Dataset listings of figures:
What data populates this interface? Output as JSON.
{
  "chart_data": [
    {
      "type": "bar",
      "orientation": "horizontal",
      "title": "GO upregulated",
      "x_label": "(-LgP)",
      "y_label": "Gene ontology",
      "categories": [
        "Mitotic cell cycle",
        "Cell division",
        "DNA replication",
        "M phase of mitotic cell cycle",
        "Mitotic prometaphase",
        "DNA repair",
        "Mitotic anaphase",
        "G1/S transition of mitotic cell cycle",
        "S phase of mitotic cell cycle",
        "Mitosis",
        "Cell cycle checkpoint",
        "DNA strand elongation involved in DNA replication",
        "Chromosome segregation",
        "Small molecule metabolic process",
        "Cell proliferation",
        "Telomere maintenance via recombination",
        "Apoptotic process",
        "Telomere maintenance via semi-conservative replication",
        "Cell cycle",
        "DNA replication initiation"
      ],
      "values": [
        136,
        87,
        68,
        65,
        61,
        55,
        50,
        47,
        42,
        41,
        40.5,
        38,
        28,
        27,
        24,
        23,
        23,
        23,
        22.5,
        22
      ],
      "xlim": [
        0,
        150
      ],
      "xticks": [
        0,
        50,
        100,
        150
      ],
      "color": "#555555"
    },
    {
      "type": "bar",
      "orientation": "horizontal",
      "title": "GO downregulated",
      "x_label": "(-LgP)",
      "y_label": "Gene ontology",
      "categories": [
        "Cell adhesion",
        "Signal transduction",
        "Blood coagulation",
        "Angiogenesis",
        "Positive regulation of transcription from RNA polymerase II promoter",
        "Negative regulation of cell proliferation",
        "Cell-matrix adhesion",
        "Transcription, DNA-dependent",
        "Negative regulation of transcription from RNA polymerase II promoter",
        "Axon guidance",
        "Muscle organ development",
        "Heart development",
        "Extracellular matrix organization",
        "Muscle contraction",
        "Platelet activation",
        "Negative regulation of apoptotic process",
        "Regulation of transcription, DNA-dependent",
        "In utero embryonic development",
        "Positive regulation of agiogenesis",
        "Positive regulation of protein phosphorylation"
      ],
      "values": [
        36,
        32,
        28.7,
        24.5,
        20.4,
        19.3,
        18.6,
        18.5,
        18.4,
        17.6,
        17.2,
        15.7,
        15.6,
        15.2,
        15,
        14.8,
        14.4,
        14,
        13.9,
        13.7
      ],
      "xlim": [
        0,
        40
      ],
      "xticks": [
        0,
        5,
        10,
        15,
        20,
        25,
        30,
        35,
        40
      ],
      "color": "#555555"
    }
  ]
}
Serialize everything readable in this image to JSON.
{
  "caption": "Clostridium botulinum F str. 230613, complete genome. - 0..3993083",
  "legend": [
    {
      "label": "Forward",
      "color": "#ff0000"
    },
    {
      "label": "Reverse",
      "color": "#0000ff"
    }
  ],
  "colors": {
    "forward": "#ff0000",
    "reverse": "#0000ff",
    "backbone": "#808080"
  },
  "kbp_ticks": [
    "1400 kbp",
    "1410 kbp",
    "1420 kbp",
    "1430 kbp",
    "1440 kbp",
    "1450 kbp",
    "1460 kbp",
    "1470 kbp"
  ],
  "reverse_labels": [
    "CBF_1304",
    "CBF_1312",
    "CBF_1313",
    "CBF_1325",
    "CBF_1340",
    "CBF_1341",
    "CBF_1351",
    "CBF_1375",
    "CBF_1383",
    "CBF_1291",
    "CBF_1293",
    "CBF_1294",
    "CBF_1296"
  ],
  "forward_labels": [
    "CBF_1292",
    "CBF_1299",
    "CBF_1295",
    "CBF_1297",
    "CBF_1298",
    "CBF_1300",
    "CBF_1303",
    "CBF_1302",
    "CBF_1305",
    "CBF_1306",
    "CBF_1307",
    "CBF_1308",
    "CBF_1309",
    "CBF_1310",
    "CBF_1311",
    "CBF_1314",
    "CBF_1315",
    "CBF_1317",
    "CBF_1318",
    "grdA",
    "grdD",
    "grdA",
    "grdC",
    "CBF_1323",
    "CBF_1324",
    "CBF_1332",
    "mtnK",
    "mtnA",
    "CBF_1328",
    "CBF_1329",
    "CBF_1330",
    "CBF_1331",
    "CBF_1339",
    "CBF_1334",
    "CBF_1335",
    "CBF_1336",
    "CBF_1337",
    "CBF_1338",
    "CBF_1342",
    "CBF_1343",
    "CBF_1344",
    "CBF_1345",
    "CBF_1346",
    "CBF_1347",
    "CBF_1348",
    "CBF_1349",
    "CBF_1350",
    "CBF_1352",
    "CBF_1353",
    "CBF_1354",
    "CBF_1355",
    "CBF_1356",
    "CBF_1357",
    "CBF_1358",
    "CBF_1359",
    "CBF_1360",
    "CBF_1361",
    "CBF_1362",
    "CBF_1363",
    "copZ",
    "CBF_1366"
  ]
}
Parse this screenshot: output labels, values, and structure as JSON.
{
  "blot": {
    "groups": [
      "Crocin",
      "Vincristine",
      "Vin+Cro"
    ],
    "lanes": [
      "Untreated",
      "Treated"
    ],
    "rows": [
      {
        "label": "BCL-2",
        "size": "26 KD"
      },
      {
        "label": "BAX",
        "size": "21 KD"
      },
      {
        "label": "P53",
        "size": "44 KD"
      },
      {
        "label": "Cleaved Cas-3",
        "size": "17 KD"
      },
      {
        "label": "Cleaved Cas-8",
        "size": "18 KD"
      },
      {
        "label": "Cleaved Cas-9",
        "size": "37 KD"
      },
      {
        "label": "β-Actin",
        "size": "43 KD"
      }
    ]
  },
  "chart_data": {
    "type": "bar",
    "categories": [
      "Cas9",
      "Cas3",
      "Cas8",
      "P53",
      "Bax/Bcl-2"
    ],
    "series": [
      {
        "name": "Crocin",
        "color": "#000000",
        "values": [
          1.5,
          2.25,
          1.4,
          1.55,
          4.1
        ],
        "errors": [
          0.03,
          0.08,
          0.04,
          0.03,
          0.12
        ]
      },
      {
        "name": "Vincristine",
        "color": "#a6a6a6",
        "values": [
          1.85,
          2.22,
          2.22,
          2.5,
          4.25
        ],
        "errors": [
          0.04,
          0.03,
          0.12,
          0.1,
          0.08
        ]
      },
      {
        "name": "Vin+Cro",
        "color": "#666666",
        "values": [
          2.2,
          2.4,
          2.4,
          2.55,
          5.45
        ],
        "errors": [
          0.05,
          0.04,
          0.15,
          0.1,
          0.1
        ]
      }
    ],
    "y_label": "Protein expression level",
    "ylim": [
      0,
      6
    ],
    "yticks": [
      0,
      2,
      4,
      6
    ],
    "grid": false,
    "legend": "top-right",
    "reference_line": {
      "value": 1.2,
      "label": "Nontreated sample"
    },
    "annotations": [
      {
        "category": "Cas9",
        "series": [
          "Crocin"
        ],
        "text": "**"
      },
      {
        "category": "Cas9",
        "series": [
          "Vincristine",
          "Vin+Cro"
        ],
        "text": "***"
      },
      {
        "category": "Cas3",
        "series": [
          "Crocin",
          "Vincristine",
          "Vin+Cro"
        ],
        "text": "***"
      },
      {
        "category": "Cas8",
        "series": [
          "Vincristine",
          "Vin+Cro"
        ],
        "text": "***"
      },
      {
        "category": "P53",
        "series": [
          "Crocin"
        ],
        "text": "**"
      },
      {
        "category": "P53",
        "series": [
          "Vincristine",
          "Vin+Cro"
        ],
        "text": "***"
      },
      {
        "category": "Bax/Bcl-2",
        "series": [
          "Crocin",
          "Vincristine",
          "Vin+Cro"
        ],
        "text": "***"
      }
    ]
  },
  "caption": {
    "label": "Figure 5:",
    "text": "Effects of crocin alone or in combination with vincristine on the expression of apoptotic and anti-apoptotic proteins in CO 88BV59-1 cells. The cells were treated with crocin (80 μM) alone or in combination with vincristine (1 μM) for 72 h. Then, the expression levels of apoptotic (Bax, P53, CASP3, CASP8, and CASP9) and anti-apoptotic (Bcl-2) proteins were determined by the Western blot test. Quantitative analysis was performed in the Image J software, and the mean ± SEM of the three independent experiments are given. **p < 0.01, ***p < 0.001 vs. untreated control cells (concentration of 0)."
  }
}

- WHAT TO DO -
State the number of lines in the data that contain the word "from", offering no other text.

- EXERCISE ANSWER -
2